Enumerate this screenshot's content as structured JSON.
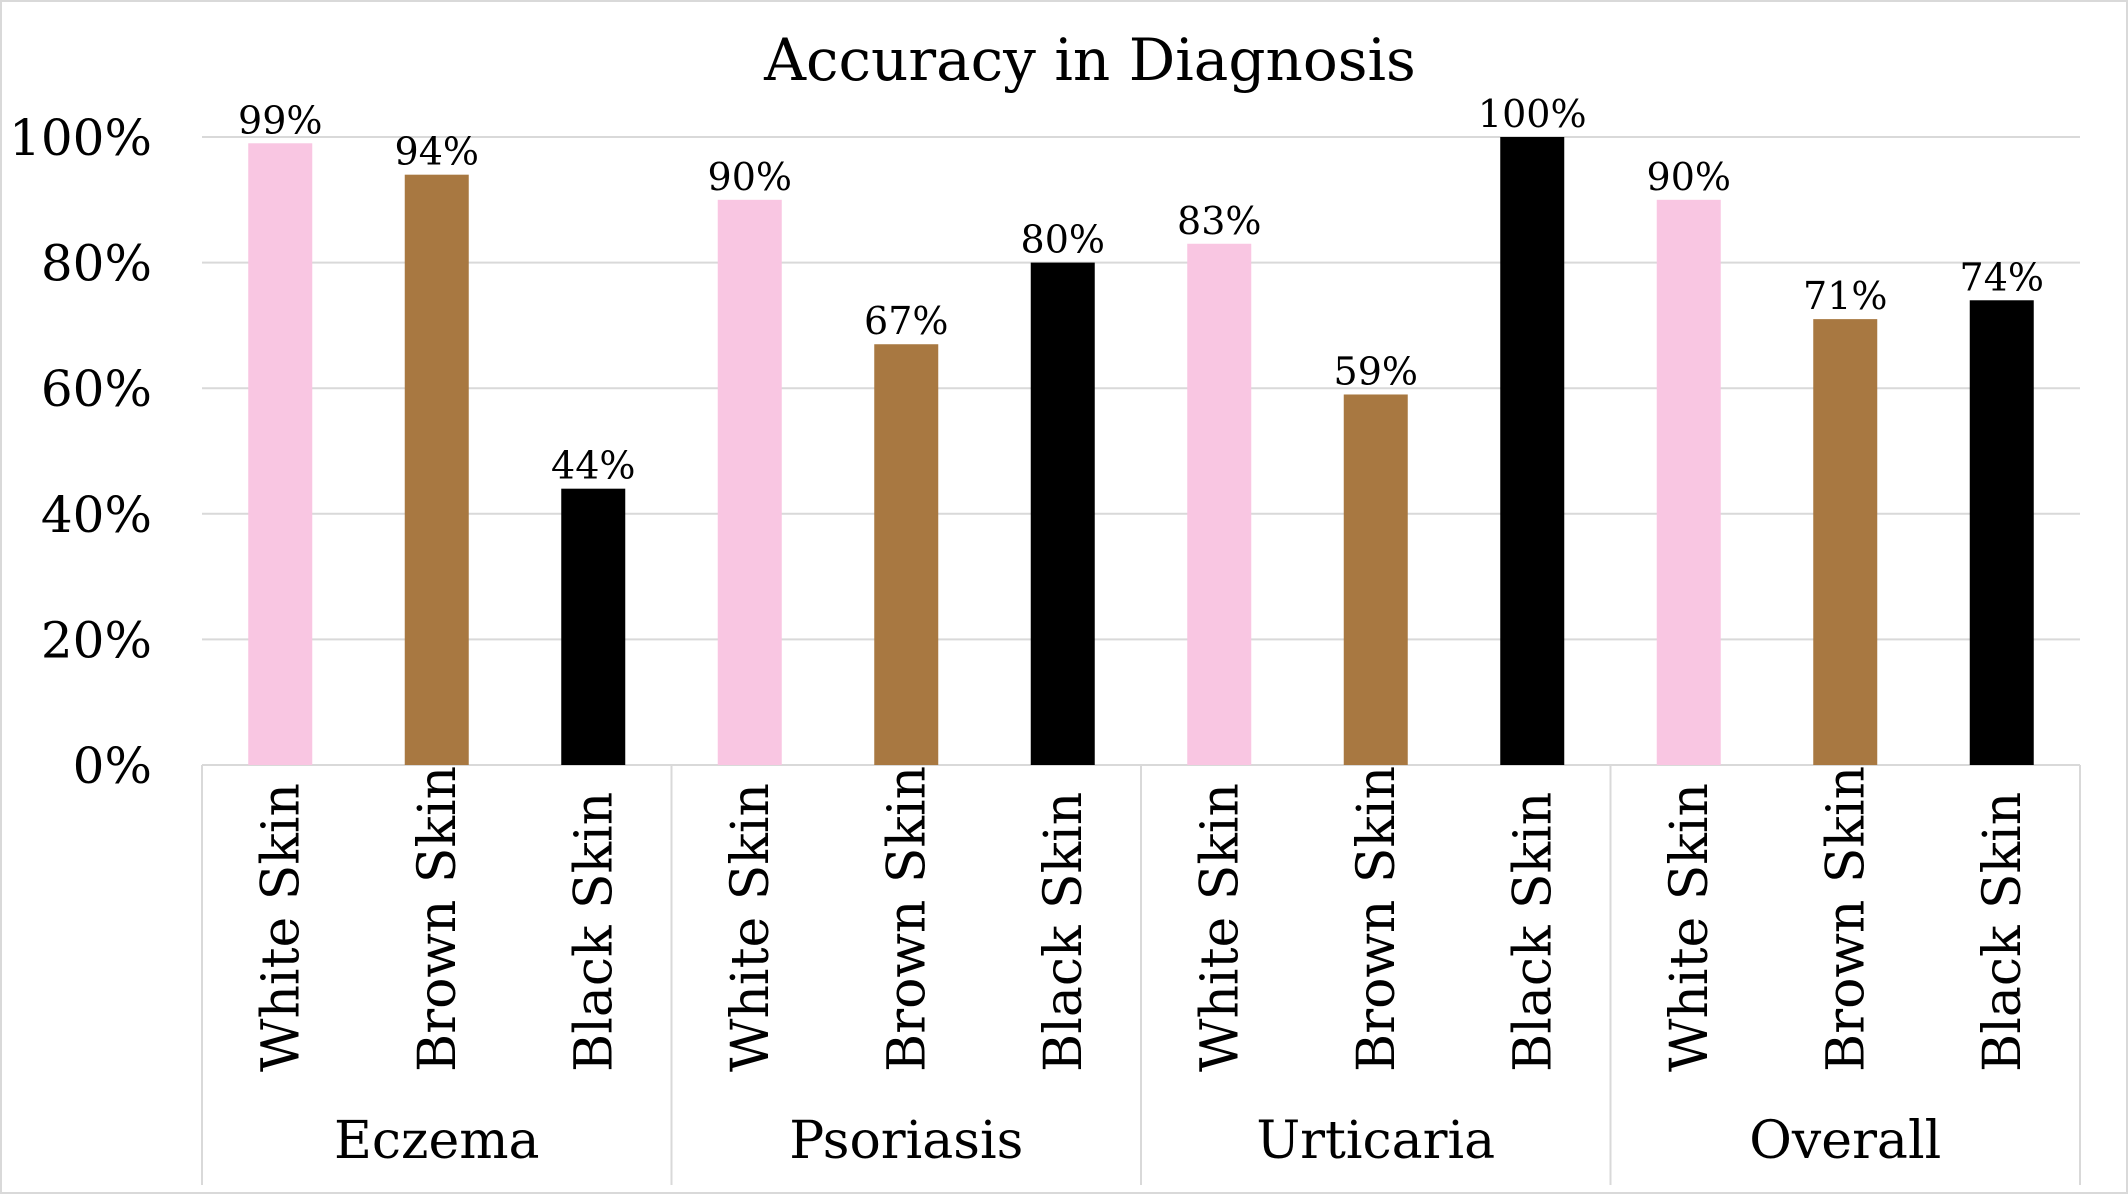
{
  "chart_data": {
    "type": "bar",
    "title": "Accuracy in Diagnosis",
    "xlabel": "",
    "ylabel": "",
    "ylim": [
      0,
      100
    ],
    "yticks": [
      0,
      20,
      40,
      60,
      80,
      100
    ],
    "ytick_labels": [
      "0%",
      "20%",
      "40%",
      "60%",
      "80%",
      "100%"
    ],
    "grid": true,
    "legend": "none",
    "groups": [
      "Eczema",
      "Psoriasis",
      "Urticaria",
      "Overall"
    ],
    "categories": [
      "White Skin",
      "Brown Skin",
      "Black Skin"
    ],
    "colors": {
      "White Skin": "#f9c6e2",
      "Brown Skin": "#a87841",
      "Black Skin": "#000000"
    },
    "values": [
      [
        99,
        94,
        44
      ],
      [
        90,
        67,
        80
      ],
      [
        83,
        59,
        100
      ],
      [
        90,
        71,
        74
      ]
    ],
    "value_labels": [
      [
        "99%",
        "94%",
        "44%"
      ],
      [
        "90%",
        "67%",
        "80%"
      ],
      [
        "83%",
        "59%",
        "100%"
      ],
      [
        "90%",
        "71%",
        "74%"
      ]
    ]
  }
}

=====

> WRITTEN EXERCISE:
Locate the word "Skin" in the records and collect each line it appears in.

> EXERCISE OUTPUT:
      "White Skin",
      "Brown Skin",
      "Black Skin"
      "White Skin": "#f9c6e2",
      "Brown Skin": "#a87841",
      "Black Skin": "#000000"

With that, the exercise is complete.